┌─ INPUT

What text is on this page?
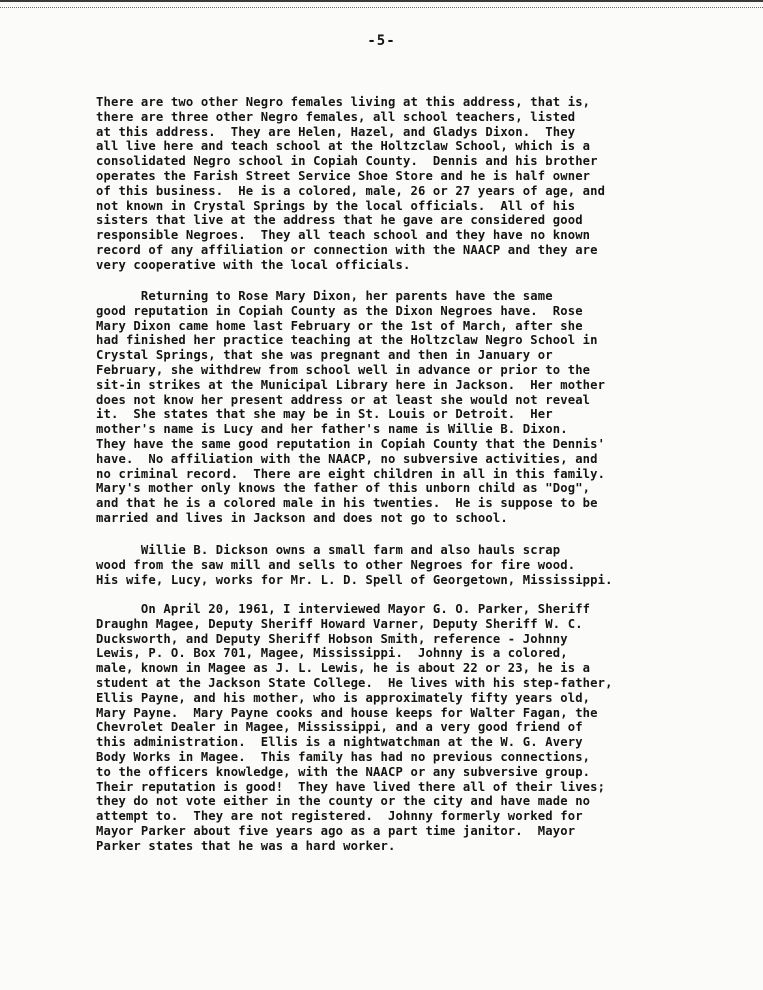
-5-
There are two other Negro females living at this address, that is,
there are three other Negro females, all school teachers, listed
at this address.  They are Helen, Hazel, and Gladys Dixon.  They
all live here and teach school at the Holtzclaw School, which is a
consolidated Negro school in Copiah County.  Dennis and his brother
operates the Farish Street Service Shoe Store and he is half owner
of this business.  He is a colored, male, 26 or 27 years of age, and
not known in Crystal Springs by the local officials.  All of his
sisters that live at the address that he gave are considered good
responsible Negroes.  They all teach school and they have no known
record of any affiliation or connection with the NAACP and they are
very cooperative with the local officials.
Returning to Rose Mary Dixon, her parents have the same
good reputation in Copiah County as the Dixon Negroes have.  Rose
Mary Dixon came home last February or the 1st of March, after she
had finished her practice teaching at the Holtzclaw Negro School in
Crystal Springs, that she was pregnant and then in January or
February, she withdrew from school well in advance or prior to the
sit-in strikes at the Municipal Library here in Jackson.  Her mother
does not know her present address or at least she would not reveal
it.  She states that she may be in St. Louis or Detroit.  Her
mother's name is Lucy and her father's name is Willie B. Dixon.
They have the same good reputation in Copiah County that the Dennis'
have.  No affiliation with the NAACP, no subversive activities, and
no criminal record.  There are eight children in all in this family.
Mary's mother only knows the father of this unborn child as "Dog",
and that he is a colored male in his twenties.  He is suppose to be
married and lives in Jackson and does not go to school.
Willie B. Dickson owns a small farm and also hauls scrap
wood from the saw mill and sells to other Negroes for fire wood.
His wife, Lucy, works for Mr. L. D. Spell of Georgetown, Mississippi.
On April 20, 1961, I interviewed Mayor G. O. Parker, Sheriff
Draughn Magee, Deputy Sheriff Howard Varner, Deputy Sheriff W. C.
Ducksworth, and Deputy Sheriff Hobson Smith, reference - Johnny
Lewis, P. O. Box 701, Magee, Mississippi.  Johnny is a colored,
male, known in Magee as J. L. Lewis, he is about 22 or 23, he is a
student at the Jackson State College.  He lives with his step-father,
Ellis Payne, and his mother, who is approximately fifty years old,
Mary Payne.  Mary Payne cooks and house keeps for Walter Fagan, the
Chevrolet Dealer in Magee, Mississippi, and a very good friend of
this administration.  Ellis is a nightwatchman at the W. G. Avery
Body Works in Magee.  This family has had no previous connections,
to the officers knowledge, with the NAACP or any subversive group.
Their reputation is good!  They have lived there all of their lives;
they do not vote either in the county or the city and have made no
attempt to.  They are not registered.  Johnny formerly worked for
Mayor Parker about five years ago as a part time janitor.  Mayor
Parker states that he was a hard worker.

└─

== TO BE DONE ==
Go through the material above and print all of it exactly, except the pictures.

== FULL OUTPUT ==
What text is on this page?
-5-
There are two other Negro females living at this address, that is,
there are three other Negro females, all school teachers, listed
at this address.  They are Helen, Hazel, and Gladys Dixon.  They
all live here and teach school at the Holtzclaw School, which is a
consolidated Negro school in Copiah County.  Dennis and his brother
operates the Farish Street Service Shoe Store and he is half owner
of this business.  He is a colored, male, 26 or 27 years of age, and
not known in Crystal Springs by the local officials.  All of his
sisters that live at the address that he gave are considered good
responsible Negroes.  They all teach school and they have no known
record of any affiliation or connection with the NAACP and they are
very cooperative with the local officials.
Returning to Rose Mary Dixon, her parents have the same
good reputation in Copiah County as the Dixon Negroes have.  Rose
Mary Dixon came home last February or the 1st of March, after she
had finished her practice teaching at the Holtzclaw Negro School in
Crystal Springs, that she was pregnant and then in January or
February, she withdrew from school well in advance or prior to the
sit-in strikes at the Municipal Library here in Jackson.  Her mother
does not know her present address or at least she would not reveal
it.  She states that she may be in St. Louis or Detroit.  Her
mother's name is Lucy and her father's name is Willie B. Dixon.
They have the same good reputation in Copiah County that the Dennis'
have.  No affiliation with the NAACP, no subversive activities, and
no criminal record.  There are eight children in all in this family.
Mary's mother only knows the father of this unborn child as "Dog",
and that he is a colored male in his twenties.  He is suppose to be
married and lives in Jackson and does not go to school.
Willie B. Dickson owns a small farm and also hauls scrap
wood from the saw mill and sells to other Negroes for fire wood.
His wife, Lucy, works for Mr. L. D. Spell of Georgetown, Mississippi.
On April 20, 1961, I interviewed Mayor G. O. Parker, Sheriff
Draughn Magee, Deputy Sheriff Howard Varner, Deputy Sheriff W. C.
Ducksworth, and Deputy Sheriff Hobson Smith, reference - Johnny
Lewis, P. O. Box 701, Magee, Mississippi.  Johnny is a colored,
male, known in Magee as J. L. Lewis, he is about 22 or 23, he is a
student at the Jackson State College.  He lives with his step-father,
Ellis Payne, and his mother, who is approximately fifty years old,
Mary Payne.  Mary Payne cooks and house keeps for Walter Fagan, the
Chevrolet Dealer in Magee, Mississippi, and a very good friend of
this administration.  Ellis is a nightwatchman at the W. G. Avery
Body Works in Magee.  This family has had no previous connections,
to the officers knowledge, with the NAACP or any subversive group.
Their reputation is good!  They have lived there all of their lives;
they do not vote either in the county or the city and have made no
attempt to.  They are not registered.  Johnny formerly worked for
Mayor Parker about five years ago as a part time janitor.  Mayor
Parker states that he was a hard worker.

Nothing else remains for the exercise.